## Work to do:
Copy out each line that has "고령화사회" in it.

## Stored records:
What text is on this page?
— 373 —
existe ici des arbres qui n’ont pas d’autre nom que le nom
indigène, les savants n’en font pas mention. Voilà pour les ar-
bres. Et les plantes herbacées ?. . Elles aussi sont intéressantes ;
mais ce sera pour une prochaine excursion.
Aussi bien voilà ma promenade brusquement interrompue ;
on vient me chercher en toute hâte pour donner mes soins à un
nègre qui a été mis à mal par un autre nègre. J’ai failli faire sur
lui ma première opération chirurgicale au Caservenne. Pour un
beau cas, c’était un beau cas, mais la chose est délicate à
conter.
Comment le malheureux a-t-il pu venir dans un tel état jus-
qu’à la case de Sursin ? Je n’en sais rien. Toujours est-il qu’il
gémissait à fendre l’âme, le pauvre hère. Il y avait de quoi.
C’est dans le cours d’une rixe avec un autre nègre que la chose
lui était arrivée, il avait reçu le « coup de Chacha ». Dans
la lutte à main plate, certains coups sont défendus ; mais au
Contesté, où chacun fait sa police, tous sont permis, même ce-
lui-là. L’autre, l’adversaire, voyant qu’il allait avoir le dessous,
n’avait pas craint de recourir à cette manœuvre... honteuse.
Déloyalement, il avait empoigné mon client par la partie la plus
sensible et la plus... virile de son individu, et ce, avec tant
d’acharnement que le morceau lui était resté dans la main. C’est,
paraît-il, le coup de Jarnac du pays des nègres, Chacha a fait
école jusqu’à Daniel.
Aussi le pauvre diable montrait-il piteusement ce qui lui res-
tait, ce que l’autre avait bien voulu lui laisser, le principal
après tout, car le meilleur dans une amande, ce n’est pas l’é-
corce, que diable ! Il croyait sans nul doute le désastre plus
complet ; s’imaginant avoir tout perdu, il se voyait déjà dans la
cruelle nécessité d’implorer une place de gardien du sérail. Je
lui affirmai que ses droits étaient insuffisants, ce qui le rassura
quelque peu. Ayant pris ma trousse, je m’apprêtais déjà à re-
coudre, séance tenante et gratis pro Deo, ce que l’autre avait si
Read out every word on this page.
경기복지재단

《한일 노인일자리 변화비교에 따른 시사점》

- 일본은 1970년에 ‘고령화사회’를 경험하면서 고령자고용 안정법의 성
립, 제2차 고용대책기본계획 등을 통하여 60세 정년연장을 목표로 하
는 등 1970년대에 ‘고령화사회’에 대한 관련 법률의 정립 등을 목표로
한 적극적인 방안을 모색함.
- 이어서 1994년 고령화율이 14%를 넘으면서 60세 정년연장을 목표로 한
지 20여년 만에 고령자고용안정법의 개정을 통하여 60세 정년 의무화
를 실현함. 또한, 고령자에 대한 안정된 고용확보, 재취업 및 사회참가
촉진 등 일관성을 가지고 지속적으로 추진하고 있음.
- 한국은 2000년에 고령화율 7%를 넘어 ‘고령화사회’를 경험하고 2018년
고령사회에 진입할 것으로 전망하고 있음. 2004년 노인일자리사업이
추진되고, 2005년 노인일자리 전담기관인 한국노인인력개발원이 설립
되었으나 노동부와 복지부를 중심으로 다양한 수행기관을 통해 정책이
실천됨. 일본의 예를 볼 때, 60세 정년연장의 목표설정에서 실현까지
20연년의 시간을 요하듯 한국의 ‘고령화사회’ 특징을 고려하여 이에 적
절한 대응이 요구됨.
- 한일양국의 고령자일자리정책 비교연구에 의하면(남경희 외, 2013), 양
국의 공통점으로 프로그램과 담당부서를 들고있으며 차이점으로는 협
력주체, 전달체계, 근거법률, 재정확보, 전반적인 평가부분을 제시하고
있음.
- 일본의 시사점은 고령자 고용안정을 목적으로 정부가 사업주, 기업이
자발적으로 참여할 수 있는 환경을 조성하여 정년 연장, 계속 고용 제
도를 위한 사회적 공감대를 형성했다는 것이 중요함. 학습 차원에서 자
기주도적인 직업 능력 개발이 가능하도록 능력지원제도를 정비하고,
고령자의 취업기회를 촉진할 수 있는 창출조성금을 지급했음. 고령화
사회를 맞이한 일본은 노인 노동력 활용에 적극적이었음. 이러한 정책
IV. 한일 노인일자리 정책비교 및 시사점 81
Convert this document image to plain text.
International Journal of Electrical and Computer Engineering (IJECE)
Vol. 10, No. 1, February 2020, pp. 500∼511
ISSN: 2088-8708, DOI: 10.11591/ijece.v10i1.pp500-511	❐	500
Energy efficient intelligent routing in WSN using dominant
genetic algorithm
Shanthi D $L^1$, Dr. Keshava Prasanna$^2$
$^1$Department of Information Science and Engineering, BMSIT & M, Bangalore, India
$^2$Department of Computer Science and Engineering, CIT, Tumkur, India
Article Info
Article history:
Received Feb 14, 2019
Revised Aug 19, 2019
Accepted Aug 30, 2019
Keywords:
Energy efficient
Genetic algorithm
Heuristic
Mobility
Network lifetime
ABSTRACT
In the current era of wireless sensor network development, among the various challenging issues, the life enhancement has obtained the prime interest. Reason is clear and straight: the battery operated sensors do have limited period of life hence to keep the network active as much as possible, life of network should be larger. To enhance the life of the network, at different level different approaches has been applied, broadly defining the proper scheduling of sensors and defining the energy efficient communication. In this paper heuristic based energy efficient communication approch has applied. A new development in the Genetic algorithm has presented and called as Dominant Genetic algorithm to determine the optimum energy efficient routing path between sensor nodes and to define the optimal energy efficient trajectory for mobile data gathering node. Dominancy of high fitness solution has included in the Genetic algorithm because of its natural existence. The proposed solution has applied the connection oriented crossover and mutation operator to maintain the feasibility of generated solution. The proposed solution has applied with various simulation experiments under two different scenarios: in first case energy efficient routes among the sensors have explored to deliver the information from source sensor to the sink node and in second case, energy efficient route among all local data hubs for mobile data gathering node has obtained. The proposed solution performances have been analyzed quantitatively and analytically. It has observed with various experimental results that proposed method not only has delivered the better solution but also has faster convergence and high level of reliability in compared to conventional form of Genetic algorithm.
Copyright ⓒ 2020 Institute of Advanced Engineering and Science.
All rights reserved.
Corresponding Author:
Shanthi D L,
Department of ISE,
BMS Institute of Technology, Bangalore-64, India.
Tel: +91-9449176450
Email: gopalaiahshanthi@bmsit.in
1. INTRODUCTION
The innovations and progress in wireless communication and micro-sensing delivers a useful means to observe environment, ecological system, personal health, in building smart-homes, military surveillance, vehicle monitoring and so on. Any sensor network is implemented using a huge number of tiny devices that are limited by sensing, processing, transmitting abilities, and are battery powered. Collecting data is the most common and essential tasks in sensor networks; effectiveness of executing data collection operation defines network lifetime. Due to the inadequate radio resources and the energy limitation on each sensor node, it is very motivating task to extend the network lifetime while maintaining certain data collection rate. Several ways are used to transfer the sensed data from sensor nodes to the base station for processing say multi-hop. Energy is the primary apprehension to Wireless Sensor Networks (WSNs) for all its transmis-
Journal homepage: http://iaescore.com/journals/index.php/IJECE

## Complete answer:
- 일본은 1970년에 ‘고령화사회’를 경험하면서 고령자고용 안정법의 성
는 등 1970년대에 ‘고령화사회’에 대한 관련 법률의 정립 등을 목표로
- 한국은 2000년에 고령화율 7%를 넘어 ‘고령화사회’를 경험하고 2018년
20연년의 시간을 요하듯 한국의 ‘고령화사회’ 특징을 고려하여 이에 적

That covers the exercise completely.